### YOUR OBJECTIVE
Among the lines below, list those containing the string "half".

DATA LISTING start

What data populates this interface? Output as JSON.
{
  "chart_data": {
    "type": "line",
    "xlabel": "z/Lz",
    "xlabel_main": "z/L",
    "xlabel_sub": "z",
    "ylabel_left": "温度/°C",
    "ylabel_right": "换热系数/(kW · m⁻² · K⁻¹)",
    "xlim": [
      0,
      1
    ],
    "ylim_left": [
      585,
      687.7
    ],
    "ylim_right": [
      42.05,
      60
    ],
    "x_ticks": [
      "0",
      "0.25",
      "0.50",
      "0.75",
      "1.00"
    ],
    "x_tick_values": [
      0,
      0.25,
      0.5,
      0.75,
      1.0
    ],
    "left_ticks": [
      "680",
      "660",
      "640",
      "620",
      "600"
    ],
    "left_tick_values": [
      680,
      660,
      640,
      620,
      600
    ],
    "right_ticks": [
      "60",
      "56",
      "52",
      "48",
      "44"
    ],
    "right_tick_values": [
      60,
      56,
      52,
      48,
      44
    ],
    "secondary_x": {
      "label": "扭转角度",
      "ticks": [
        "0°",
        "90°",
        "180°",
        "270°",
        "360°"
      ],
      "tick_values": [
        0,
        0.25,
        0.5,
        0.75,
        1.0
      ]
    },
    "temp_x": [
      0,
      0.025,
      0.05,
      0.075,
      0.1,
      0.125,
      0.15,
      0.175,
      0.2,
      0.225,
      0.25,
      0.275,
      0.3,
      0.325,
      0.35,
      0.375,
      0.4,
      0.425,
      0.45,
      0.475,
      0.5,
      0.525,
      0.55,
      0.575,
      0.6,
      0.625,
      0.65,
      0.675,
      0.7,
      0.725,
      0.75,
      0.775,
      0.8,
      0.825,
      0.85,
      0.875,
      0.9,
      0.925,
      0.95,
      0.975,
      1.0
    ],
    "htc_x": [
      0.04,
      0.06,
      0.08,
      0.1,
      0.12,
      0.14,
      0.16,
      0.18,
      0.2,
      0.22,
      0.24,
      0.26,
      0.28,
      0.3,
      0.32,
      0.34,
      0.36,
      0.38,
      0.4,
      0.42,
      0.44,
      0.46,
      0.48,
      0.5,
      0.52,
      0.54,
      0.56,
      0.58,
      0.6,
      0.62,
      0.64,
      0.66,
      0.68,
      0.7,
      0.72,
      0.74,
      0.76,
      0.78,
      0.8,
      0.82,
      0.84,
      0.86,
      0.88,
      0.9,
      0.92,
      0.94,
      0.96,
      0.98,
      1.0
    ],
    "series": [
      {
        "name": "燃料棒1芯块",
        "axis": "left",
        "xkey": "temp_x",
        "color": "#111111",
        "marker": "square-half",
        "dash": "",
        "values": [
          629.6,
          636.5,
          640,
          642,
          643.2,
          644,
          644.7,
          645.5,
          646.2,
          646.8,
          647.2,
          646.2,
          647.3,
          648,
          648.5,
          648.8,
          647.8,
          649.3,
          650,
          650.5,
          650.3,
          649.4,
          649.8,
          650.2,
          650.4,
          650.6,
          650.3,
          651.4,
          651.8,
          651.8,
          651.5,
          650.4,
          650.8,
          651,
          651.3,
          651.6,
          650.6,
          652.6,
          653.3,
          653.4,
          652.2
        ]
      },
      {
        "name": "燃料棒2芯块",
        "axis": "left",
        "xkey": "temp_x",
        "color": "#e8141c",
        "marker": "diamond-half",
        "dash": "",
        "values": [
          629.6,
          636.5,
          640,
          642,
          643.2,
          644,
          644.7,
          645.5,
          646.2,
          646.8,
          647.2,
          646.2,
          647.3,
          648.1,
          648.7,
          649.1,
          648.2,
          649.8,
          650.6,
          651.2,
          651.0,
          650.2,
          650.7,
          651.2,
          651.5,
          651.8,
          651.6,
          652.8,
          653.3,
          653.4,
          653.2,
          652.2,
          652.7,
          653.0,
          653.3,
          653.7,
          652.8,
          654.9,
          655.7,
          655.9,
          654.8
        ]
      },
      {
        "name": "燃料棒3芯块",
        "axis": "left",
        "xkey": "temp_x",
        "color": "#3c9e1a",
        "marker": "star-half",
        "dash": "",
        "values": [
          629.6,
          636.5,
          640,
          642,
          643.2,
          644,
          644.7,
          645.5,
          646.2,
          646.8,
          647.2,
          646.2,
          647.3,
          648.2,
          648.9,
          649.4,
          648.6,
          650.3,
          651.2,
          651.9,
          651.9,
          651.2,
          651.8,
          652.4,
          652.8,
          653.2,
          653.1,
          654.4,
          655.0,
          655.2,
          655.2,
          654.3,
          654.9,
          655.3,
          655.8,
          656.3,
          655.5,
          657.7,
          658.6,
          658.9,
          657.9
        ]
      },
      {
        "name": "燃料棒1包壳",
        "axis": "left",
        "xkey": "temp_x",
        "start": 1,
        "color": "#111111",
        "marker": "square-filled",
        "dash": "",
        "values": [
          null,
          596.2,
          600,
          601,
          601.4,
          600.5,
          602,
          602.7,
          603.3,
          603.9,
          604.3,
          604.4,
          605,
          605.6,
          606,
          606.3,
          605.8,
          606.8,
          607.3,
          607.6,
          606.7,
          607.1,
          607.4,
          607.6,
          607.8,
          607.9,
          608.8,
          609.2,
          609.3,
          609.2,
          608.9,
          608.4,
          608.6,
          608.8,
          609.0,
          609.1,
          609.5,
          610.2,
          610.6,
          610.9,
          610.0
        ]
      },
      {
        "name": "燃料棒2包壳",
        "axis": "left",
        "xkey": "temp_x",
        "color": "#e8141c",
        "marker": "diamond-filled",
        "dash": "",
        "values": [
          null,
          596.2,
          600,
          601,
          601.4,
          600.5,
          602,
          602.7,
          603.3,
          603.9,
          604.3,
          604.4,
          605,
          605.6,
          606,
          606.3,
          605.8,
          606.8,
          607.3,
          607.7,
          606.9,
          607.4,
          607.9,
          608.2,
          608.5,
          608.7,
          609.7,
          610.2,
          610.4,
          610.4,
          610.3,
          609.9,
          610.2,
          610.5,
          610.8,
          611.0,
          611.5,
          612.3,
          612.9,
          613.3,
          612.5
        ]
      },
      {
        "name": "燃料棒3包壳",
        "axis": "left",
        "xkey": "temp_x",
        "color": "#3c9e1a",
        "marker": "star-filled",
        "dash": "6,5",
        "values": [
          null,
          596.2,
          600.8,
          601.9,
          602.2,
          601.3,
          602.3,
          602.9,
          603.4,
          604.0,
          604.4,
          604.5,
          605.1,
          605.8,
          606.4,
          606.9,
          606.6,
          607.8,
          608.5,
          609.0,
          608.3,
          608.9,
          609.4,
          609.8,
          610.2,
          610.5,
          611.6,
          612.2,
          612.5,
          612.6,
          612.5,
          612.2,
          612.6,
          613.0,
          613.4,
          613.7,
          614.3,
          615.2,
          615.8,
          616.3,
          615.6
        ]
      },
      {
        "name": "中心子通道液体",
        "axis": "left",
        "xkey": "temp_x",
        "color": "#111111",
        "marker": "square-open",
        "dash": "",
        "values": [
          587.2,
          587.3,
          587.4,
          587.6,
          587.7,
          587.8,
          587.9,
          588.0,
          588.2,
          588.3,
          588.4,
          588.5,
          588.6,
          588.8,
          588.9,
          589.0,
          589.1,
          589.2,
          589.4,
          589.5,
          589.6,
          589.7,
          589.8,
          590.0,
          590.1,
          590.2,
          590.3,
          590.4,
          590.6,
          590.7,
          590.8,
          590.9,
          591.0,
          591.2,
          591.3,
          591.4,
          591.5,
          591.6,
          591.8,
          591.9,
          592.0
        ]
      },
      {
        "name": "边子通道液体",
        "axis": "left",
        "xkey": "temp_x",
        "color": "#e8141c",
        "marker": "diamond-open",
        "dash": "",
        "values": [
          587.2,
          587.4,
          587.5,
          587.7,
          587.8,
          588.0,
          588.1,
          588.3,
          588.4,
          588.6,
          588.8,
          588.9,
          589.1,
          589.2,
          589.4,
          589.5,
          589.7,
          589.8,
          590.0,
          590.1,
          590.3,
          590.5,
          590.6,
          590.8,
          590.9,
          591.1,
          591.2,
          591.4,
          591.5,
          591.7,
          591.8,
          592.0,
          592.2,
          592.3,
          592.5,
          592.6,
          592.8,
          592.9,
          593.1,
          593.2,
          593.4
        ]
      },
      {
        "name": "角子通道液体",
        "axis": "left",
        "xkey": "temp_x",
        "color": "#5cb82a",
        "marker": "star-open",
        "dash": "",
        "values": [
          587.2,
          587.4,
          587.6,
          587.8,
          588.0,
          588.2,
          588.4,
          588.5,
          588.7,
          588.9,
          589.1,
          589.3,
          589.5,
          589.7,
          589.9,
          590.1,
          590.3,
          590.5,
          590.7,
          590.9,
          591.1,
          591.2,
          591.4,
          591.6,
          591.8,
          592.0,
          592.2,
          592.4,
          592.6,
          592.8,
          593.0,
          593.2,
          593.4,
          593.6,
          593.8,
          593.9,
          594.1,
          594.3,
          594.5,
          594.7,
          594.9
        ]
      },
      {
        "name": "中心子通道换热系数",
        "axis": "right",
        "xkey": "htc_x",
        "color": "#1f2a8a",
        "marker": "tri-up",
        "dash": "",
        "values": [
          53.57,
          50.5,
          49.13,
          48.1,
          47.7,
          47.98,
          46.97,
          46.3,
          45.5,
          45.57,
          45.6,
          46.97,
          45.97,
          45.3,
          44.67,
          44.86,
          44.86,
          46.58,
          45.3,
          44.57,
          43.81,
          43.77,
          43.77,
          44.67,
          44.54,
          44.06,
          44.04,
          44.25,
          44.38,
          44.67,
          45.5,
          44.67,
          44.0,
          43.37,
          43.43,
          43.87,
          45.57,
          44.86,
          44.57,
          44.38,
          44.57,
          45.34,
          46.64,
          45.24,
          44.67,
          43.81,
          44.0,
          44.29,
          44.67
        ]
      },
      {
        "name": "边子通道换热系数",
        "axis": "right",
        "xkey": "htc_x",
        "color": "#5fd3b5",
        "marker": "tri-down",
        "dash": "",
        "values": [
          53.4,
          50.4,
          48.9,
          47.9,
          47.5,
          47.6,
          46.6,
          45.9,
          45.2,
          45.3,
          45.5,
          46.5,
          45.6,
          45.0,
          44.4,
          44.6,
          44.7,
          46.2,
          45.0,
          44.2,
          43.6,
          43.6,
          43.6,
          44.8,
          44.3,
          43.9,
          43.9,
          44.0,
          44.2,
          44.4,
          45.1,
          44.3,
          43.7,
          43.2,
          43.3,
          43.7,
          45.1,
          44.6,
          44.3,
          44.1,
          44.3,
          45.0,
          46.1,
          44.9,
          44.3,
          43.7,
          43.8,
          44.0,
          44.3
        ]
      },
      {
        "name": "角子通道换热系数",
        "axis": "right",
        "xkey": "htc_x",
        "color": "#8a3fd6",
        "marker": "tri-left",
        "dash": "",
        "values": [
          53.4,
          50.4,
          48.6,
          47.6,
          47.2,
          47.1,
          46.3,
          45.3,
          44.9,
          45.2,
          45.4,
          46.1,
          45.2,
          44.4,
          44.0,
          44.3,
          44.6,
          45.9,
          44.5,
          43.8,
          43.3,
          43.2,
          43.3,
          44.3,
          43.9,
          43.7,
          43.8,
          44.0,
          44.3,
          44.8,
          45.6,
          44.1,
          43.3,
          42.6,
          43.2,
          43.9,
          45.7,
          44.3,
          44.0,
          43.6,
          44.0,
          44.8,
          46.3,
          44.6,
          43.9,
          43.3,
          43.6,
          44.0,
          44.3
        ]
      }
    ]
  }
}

DATA LISTING end

### SOLUTION TO THE EXERCISE
        "marker": "square-half",
        "marker": "diamond-half",
        "marker": "star-half",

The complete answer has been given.